··· Material for the task

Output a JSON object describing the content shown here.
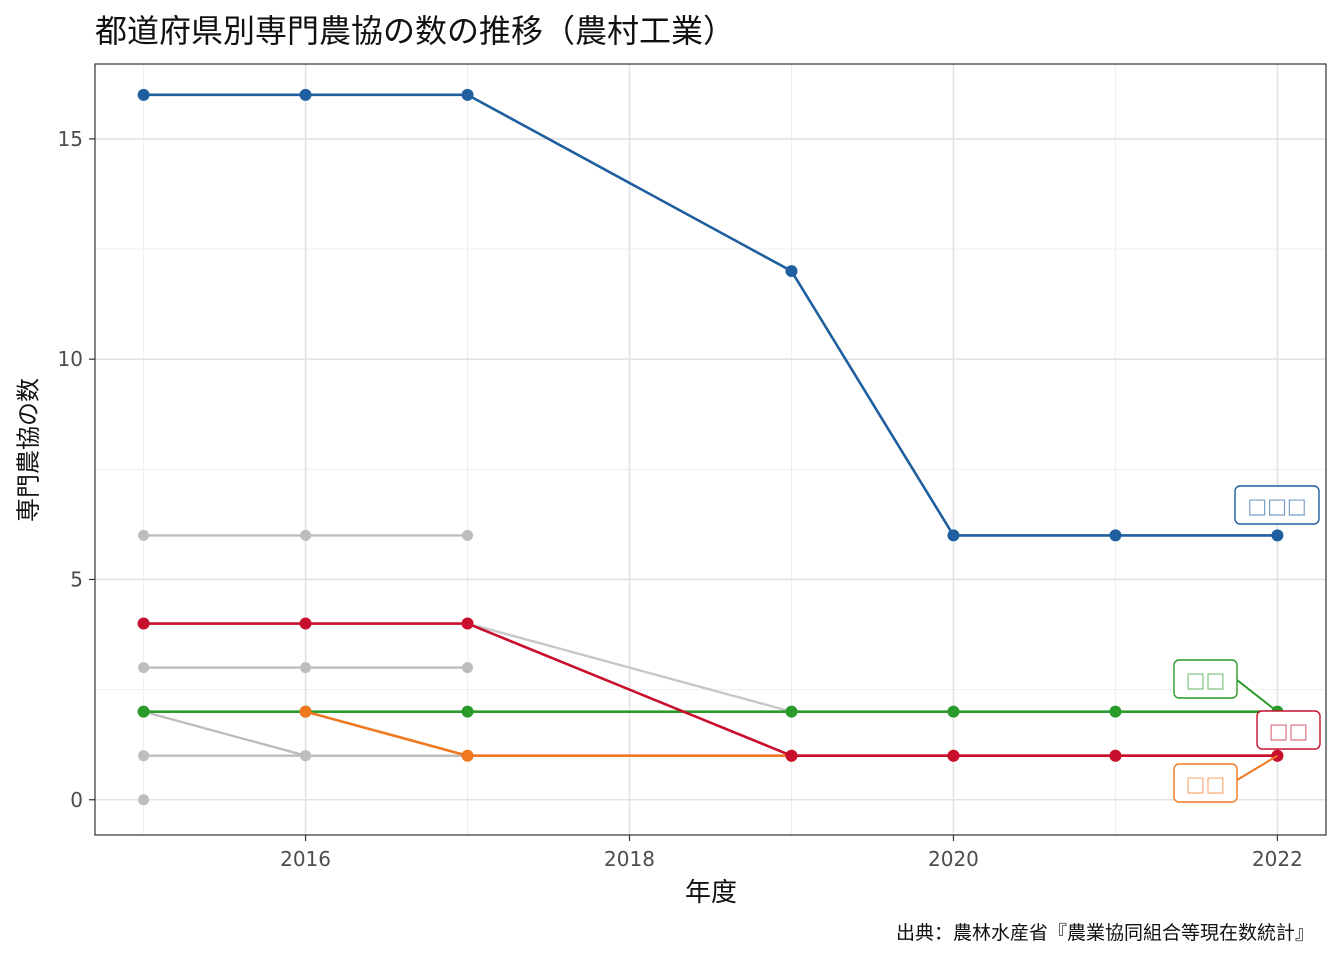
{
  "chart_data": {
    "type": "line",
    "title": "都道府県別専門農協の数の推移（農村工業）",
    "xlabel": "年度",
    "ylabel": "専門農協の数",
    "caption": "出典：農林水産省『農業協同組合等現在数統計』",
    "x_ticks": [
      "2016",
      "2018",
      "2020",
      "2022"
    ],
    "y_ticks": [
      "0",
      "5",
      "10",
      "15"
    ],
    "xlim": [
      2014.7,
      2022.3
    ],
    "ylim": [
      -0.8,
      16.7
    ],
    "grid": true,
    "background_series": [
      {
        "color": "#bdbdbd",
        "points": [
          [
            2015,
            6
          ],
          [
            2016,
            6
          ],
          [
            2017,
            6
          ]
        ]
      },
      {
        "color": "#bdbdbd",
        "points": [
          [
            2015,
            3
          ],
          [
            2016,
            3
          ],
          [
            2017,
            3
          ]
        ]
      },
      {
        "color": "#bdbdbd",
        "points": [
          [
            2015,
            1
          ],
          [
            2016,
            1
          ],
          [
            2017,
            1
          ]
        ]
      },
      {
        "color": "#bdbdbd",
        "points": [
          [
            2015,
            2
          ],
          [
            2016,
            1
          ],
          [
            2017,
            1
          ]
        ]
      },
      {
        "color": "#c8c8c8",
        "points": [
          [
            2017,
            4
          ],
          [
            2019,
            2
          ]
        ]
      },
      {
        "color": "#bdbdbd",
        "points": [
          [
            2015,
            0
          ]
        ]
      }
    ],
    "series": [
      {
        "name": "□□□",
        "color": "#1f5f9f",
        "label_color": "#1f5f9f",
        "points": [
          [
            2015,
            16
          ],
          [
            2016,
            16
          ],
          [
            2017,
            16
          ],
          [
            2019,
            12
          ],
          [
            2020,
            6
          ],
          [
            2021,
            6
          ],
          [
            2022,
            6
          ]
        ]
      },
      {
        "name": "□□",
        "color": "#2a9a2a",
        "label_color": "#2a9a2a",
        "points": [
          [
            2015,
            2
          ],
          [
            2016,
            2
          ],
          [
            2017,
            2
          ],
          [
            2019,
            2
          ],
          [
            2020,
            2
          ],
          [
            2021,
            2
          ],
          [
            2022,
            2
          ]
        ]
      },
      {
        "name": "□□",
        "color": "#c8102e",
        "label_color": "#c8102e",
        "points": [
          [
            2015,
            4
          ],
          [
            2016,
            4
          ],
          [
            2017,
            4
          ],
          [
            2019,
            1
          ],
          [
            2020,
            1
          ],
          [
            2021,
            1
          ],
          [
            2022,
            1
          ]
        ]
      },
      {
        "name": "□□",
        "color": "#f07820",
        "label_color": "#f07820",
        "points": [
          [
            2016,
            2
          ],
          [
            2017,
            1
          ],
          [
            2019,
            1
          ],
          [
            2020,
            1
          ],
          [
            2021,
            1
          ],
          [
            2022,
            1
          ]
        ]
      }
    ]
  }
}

······

Repeat the records word for word. Any picture in them should be left out.

Output a JSON object describing the content shown here.
{
  "chart_data": {
    "type": "line",
    "title": "都道府県別専門農協の数の推移（農村工業）",
    "xlabel": "年度",
    "ylabel": "専門農協の数",
    "caption": "出典：農林水産省『農業協同組合等現在数統計』",
    "x_ticks": [
      "2016",
      "2018",
      "2020",
      "2022"
    ],
    "y_ticks": [
      "0",
      "5",
      "10",
      "15"
    ],
    "xlim": [
      2014.7,
      2022.3
    ],
    "ylim": [
      -0.8,
      16.7
    ],
    "grid": true,
    "background_series": [
      {
        "color": "#bdbdbd",
        "points": [
          [
            2015,
            6
          ],
          [
            2016,
            6
          ],
          [
            2017,
            6
          ]
        ]
      },
      {
        "color": "#bdbdbd",
        "points": [
          [
            2015,
            3
          ],
          [
            2016,
            3
          ],
          [
            2017,
            3
          ]
        ]
      },
      {
        "color": "#bdbdbd",
        "points": [
          [
            2015,
            1
          ],
          [
            2016,
            1
          ],
          [
            2017,
            1
          ]
        ]
      },
      {
        "color": "#bdbdbd",
        "points": [
          [
            2015,
            2
          ],
          [
            2016,
            1
          ],
          [
            2017,
            1
          ]
        ]
      },
      {
        "color": "#c8c8c8",
        "points": [
          [
            2017,
            4
          ],
          [
            2019,
            2
          ]
        ]
      },
      {
        "color": "#bdbdbd",
        "points": [
          [
            2015,
            0
          ]
        ]
      }
    ],
    "series": [
      {
        "name": "□□□",
        "color": "#1f5f9f",
        "label_color": "#1f5f9f",
        "points": [
          [
            2015,
            16
          ],
          [
            2016,
            16
          ],
          [
            2017,
            16
          ],
          [
            2019,
            12
          ],
          [
            2020,
            6
          ],
          [
            2021,
            6
          ],
          [
            2022,
            6
          ]
        ]
      },
      {
        "name": "□□",
        "color": "#2a9a2a",
        "label_color": "#2a9a2a",
        "points": [
          [
            2015,
            2
          ],
          [
            2016,
            2
          ],
          [
            2017,
            2
          ],
          [
            2019,
            2
          ],
          [
            2020,
            2
          ],
          [
            2021,
            2
          ],
          [
            2022,
            2
          ]
        ]
      },
      {
        "name": "□□",
        "color": "#c8102e",
        "label_color": "#c8102e",
        "points": [
          [
            2015,
            4
          ],
          [
            2016,
            4
          ],
          [
            2017,
            4
          ],
          [
            2019,
            1
          ],
          [
            2020,
            1
          ],
          [
            2021,
            1
          ],
          [
            2022,
            1
          ]
        ]
      },
      {
        "name": "□□",
        "color": "#f07820",
        "label_color": "#f07820",
        "points": [
          [
            2016,
            2
          ],
          [
            2017,
            1
          ],
          [
            2019,
            1
          ],
          [
            2020,
            1
          ],
          [
            2021,
            1
          ],
          [
            2022,
            1
          ]
        ]
      }
    ]
  }
}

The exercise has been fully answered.